THE PROBLEM: Pull out all lines from the listing below in which the word "Concentration" appears.

[Saved entries]

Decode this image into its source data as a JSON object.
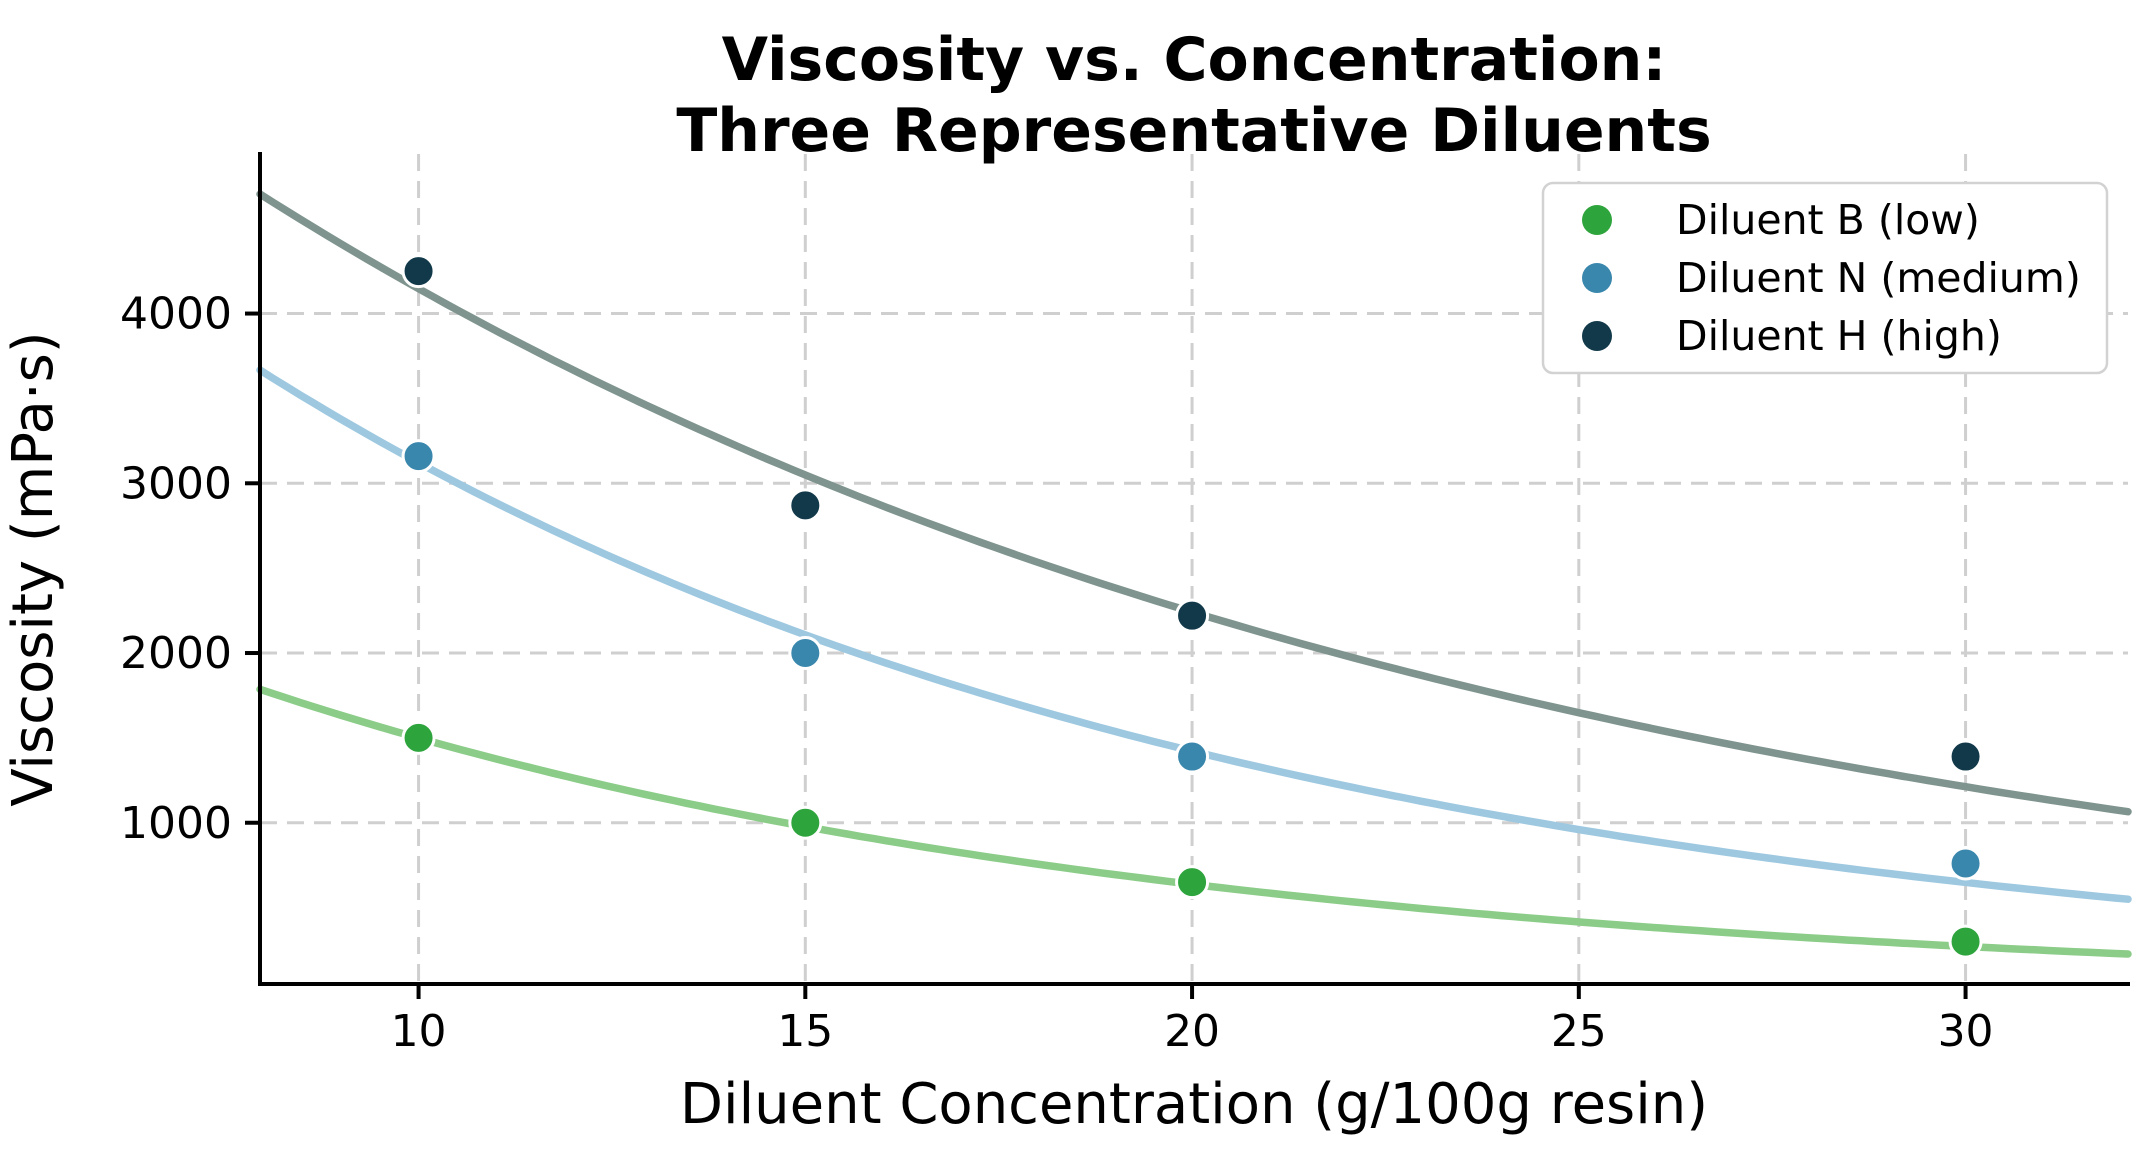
{
  "chart_data": {
    "type": "scatter",
    "title_lines": [
      "Viscosity vs. Concentration:",
      "Three Representative Diluents"
    ],
    "xlabel": "Diluent Concentration (g/100g resin)",
    "ylabel": "Viscosity (mPa·s)",
    "x": [
      10,
      15,
      20,
      30
    ],
    "series": [
      {
        "name": "Diluent B (low)",
        "values": [
          1500,
          1000,
          650,
          300
        ],
        "marker_color": "#2ea43d",
        "curve_color": "#8bcc88",
        "fit": {
          "type": "exponential",
          "A": 3525,
          "k": 0.0855
        }
      },
      {
        "name": "Diluent N (medium)",
        "values": [
          3160,
          2000,
          1390,
          760
        ],
        "marker_color": "#3a87ad",
        "curve_color": "#9dc8e0",
        "fit": {
          "type": "exponential",
          "A": 6850,
          "k": 0.0786
        }
      },
      {
        "name": "Diluent H (high)",
        "values": [
          4250,
          2870,
          2220,
          1390
        ],
        "marker_color": "#11394a",
        "curve_color": "#7f948e",
        "fit": {
          "type": "exponential",
          "A": 7670,
          "k": 0.0615
        }
      }
    ],
    "xlim": [
      7.95,
      32.1
    ],
    "ylim": [
      50,
      4940
    ],
    "xticks": [
      10,
      15,
      20,
      25,
      30
    ],
    "yticks": [
      1000,
      2000,
      3000,
      4000
    ],
    "xtick_labels": [
      "10",
      "15",
      "20",
      "25",
      "30"
    ],
    "ytick_labels": [
      "1000",
      "2000",
      "3000",
      "4000"
    ],
    "grid": true,
    "grid_style": "dashed",
    "grid_color": "#cfcfcf",
    "spine_color": "#000000",
    "background_color": "#ffffff",
    "legend_position": "upper right",
    "legend_border_color": "#d2d2d2"
  }
}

THE OUTPUT:
      "Viscosity vs. Concentration:",
    "xlabel": "Diluent Concentration (g/100g resin)",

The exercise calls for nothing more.